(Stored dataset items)
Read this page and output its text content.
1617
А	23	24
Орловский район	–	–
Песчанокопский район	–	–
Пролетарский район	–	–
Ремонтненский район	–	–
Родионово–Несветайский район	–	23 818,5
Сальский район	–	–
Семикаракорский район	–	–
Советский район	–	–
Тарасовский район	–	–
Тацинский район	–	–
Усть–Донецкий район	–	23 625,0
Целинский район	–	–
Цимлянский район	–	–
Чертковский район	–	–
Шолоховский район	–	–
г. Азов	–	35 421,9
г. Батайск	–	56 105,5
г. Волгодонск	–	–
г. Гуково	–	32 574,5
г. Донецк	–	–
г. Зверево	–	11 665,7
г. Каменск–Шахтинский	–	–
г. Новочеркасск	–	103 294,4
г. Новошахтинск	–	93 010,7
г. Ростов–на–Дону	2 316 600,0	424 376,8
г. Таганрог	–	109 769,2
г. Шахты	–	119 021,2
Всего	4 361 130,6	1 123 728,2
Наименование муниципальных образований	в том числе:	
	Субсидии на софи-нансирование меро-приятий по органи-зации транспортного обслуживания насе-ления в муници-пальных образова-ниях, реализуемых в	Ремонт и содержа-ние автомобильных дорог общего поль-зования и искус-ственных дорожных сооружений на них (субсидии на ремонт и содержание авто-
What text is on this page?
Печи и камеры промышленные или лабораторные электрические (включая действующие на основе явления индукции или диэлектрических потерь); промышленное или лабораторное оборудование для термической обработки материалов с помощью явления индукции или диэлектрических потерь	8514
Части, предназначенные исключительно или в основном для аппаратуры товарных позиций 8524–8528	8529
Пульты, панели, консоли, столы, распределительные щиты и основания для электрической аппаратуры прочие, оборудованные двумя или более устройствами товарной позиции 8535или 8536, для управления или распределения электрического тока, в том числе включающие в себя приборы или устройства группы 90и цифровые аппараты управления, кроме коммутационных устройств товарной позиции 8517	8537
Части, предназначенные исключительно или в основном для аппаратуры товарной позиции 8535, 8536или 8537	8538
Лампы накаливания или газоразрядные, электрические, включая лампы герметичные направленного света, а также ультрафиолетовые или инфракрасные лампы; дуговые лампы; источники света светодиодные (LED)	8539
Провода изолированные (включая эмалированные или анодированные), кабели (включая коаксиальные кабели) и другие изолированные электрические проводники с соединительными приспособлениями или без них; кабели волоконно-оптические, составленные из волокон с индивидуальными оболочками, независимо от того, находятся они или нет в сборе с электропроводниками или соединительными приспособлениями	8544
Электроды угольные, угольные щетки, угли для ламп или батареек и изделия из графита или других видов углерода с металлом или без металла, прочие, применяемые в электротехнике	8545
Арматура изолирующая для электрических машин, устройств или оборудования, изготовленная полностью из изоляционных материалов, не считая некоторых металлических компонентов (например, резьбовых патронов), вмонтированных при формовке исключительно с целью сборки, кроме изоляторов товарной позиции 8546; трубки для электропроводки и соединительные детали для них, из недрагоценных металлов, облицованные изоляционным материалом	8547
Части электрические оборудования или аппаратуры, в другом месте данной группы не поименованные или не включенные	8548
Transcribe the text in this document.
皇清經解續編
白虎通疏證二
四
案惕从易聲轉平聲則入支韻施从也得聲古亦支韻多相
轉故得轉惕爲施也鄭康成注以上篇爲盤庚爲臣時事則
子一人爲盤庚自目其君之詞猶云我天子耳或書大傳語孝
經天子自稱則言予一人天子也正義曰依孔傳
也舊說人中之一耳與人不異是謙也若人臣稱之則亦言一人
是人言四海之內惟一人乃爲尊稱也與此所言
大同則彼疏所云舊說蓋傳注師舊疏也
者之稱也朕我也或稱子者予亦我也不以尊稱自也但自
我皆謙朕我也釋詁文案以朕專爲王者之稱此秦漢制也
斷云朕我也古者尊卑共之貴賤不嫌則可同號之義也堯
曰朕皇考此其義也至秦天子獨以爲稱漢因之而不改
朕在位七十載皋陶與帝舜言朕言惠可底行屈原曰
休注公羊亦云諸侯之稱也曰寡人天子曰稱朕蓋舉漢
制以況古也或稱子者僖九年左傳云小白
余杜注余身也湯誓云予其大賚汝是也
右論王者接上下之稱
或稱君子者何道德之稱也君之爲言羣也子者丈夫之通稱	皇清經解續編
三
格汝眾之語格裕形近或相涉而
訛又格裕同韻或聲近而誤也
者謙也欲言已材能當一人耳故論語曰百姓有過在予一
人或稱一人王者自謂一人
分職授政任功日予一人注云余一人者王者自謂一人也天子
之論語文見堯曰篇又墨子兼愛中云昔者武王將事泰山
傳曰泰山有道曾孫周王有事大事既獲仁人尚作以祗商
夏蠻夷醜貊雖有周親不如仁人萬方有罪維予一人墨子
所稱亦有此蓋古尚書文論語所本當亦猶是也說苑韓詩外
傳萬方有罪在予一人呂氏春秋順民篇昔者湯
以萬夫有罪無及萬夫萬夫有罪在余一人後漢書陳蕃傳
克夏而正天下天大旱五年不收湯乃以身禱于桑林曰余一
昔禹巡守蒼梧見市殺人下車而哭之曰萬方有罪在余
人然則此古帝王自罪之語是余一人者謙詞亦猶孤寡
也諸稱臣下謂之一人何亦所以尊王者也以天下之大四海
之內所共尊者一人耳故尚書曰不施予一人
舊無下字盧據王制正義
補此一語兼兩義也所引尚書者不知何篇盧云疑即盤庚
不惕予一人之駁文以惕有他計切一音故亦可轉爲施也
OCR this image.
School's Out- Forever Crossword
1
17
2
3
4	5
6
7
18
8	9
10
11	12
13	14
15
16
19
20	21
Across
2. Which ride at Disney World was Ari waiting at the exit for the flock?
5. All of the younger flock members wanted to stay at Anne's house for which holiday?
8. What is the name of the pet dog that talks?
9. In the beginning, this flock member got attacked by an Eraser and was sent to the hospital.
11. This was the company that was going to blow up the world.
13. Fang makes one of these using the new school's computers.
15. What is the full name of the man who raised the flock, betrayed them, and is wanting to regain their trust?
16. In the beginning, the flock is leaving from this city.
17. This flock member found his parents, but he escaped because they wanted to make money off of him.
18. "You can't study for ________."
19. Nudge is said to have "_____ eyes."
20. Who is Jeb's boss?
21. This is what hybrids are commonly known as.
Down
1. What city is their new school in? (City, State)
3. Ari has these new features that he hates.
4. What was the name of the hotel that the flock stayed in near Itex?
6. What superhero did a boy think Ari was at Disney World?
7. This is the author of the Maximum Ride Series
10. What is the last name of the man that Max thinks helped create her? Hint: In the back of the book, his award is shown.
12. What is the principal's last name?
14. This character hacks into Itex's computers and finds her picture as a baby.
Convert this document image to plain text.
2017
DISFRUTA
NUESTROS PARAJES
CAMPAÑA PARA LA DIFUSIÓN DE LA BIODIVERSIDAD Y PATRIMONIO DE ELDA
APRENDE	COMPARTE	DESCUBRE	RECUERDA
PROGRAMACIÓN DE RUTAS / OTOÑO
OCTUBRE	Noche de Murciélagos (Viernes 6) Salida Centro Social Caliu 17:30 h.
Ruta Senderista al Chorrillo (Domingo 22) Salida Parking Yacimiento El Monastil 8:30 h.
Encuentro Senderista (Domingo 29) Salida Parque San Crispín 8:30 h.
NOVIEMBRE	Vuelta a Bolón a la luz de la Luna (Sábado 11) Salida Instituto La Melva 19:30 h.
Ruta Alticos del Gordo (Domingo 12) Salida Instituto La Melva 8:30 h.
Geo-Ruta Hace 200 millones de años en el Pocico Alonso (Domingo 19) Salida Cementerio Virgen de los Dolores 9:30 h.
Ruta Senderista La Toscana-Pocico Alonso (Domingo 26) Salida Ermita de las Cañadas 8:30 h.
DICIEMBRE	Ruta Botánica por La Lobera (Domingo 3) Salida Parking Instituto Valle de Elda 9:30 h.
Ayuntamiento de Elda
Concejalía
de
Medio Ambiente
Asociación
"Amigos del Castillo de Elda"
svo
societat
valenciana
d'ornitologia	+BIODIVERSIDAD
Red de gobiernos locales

• _Do this_
Extract every line that has the string "группы" in it.

• _Solution_
Пульты, панели, консоли, столы, распределительные щиты и основания для электрической аппаратуры прочие, оборудованные двумя или более устройствами товарной позиции 8535или 8536, для управления или распределения электрического тока, в том числе включающие в себя приборы или устройства группы 90и цифровые аппараты управления, кроме коммутационных устройств товарной позиции 8517	8537
Части электрические оборудования или аппаратуры, в другом месте данной группы не поименованные или не включенные	8548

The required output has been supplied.